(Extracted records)
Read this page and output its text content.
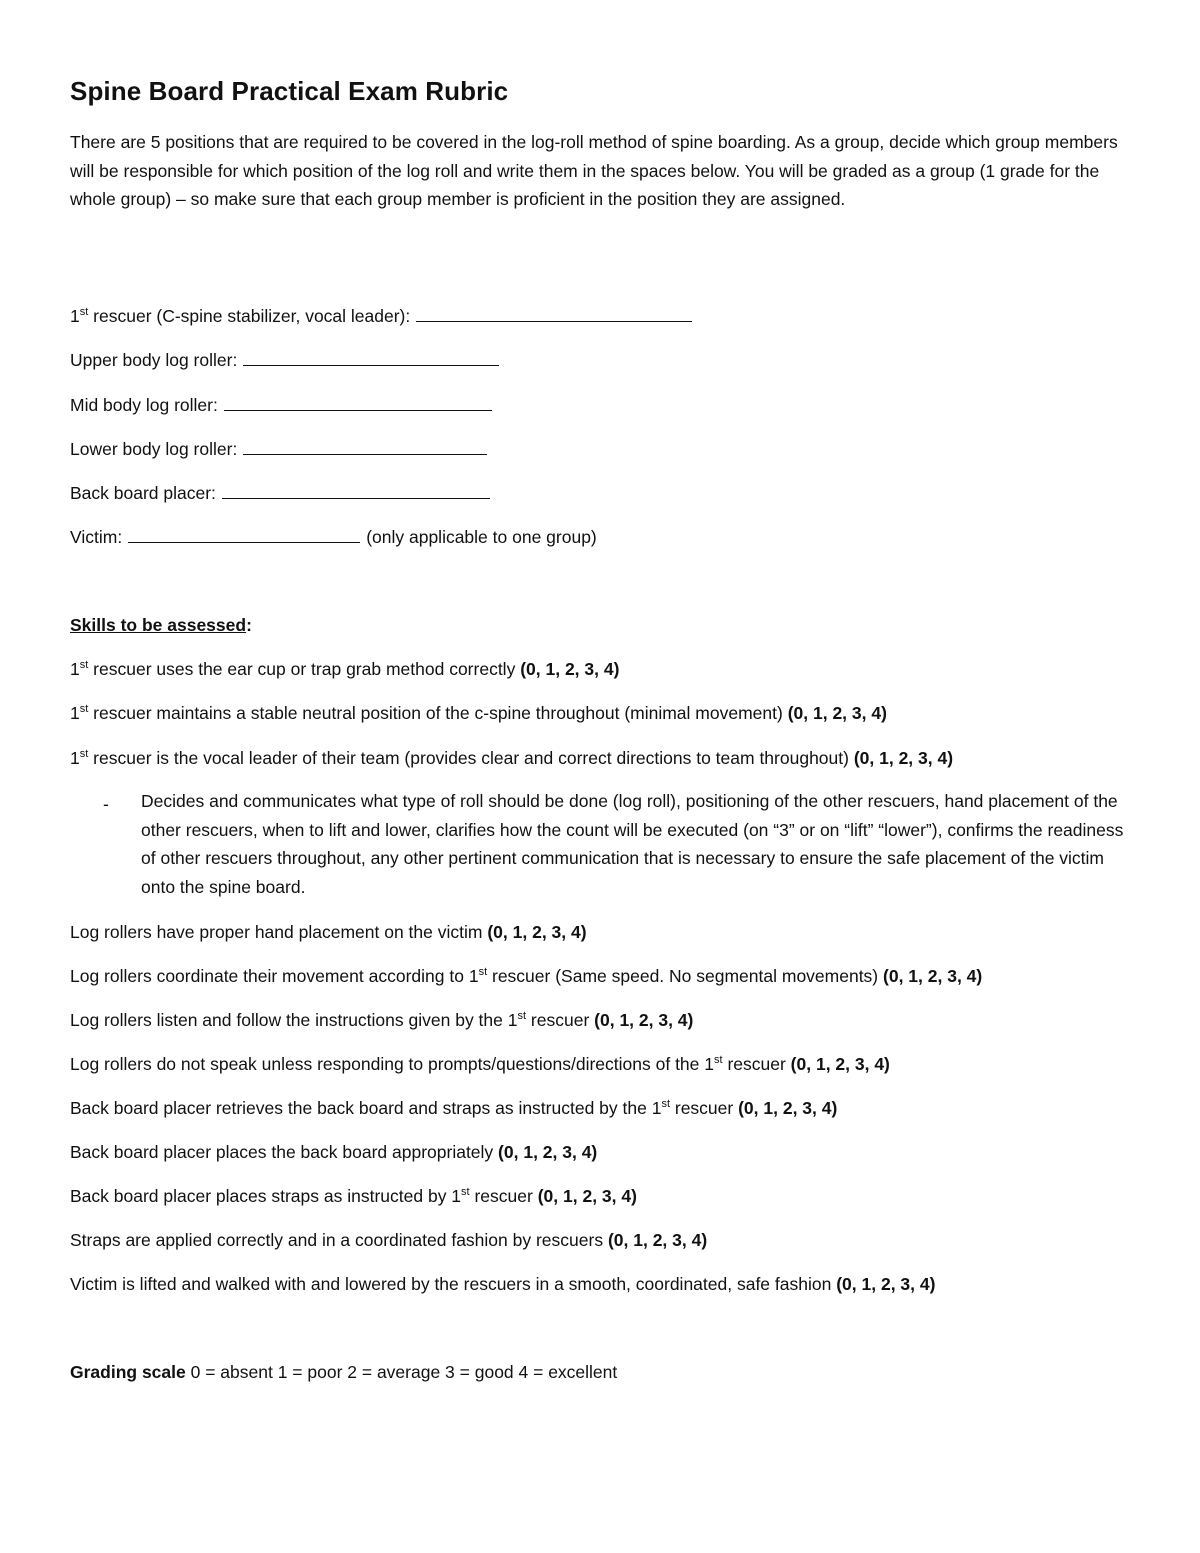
Spine Board Practical Exam Rubric
There are 5 positions that are required to be covered in the log-roll method of spine boarding. As a group, decide which group members will be responsible for which position of the log roll and write them in the spaces below. You will be graded as a group (1 grade for the whole group) – so make sure that each group member is proficient in the position they are assigned.
1st rescuer (C-spine stabilizer, vocal leader):
Upper body log roller:
Mid body log roller:
Lower body log roller:
Back board placer:
Victim:	(only applicable to one group)
Skills to be assessed:
1st rescuer uses the ear cup or trap grab method correctly (0, 1, 2, 3, 4)
1st rescuer maintains a stable neutral position of the c-spine throughout (minimal movement) (0, 1, 2, 3, 4)
1st rescuer is the vocal leader of their team (provides clear and correct directions to team throughout) (0, 1, 2, 3, 4)
- Decides and communicates what type of roll should be done (log roll), positioning of the other rescuers, hand placement of the other rescuers, when to lift and lower, clarifies how the count will be executed (on “3” or on “lift” “lower”), confirms the readiness of other rescuers throughout, any other pertinent communication that is necessary to ensure the safe placement of the victim onto the spine board.
Log rollers have proper hand placement on the victim (0, 1, 2, 3, 4)
Log rollers coordinate their movement according to 1st rescuer (Same speed. No segmental movements) (0, 1, 2, 3, 4)
Log rollers listen and follow the instructions given by the 1st rescuer (0, 1, 2, 3, 4)
Log rollers do not speak unless responding to prompts/questions/directions of the 1st rescuer (0, 1, 2, 3, 4)
Back board placer retrieves the back board and straps as instructed by the 1st rescuer (0, 1, 2, 3, 4)
Back board placer places the back board appropriately (0, 1, 2, 3, 4)
Back board placer places straps as instructed by 1st rescuer (0, 1, 2, 3, 4)
Straps are applied correctly and in a coordinated fashion by rescuers (0, 1, 2, 3, 4)
Victim is lifted and walked with and lowered by the rescuers in a smooth, coordinated, safe fashion (0, 1, 2, 3, 4)
Grading scale 0 = absent 1 = poor 2 = average 3 = good 4 = excellent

- STATED GOAL -
All of the entries need to be transcribed word for word; pictures are left out.

- RESPONSE TO THE EXERCISE -
Read this page and output its text content.
Spine Board Practical Exam Rubric
There are 5 positions that are required to be covered in the log-roll method of spine boarding. As a group, decide which group members will be responsible for which position of the log roll and write them in the spaces below. You will be graded as a group (1 grade for the whole group) – so make sure that each group member is proficient in the position they are assigned.
1st rescuer (C-spine stabilizer, vocal leader):
Upper body log roller:
Mid body log roller:
Lower body log roller:
Back board placer:
Victim:	(only applicable to one group)
Skills to be assessed:
1st rescuer uses the ear cup or trap grab method correctly (0, 1, 2, 3, 4)
1st rescuer maintains a stable neutral position of the c-spine throughout (minimal movement) (0, 1, 2, 3, 4)
1st rescuer is the vocal leader of their team (provides clear and correct directions to team throughout) (0, 1, 2, 3, 4)
- Decides and communicates what type of roll should be done (log roll), positioning of the other rescuers, hand placement of the other rescuers, when to lift and lower, clarifies how the count will be executed (on “3” or on “lift” “lower”), confirms the readiness of other rescuers throughout, any other pertinent communication that is necessary to ensure the safe placement of the victim onto the spine board.
Log rollers have proper hand placement on the victim (0, 1, 2, 3, 4)
Log rollers coordinate their movement according to 1st rescuer (Same speed. No segmental movements) (0, 1, 2, 3, 4)
Log rollers listen and follow the instructions given by the 1st rescuer (0, 1, 2, 3, 4)
Log rollers do not speak unless responding to prompts/questions/directions of the 1st rescuer (0, 1, 2, 3, 4)
Back board placer retrieves the back board and straps as instructed by the 1st rescuer (0, 1, 2, 3, 4)
Back board placer places the back board appropriately (0, 1, 2, 3, 4)
Back board placer places straps as instructed by 1st rescuer (0, 1, 2, 3, 4)
Straps are applied correctly and in a coordinated fashion by rescuers (0, 1, 2, 3, 4)
Victim is lifted and walked with and lowered by the rescuers in a smooth, coordinated, safe fashion (0, 1, 2, 3, 4)
Grading scale 0 = absent 1 = poor 2 = average 3 = good 4 = excellent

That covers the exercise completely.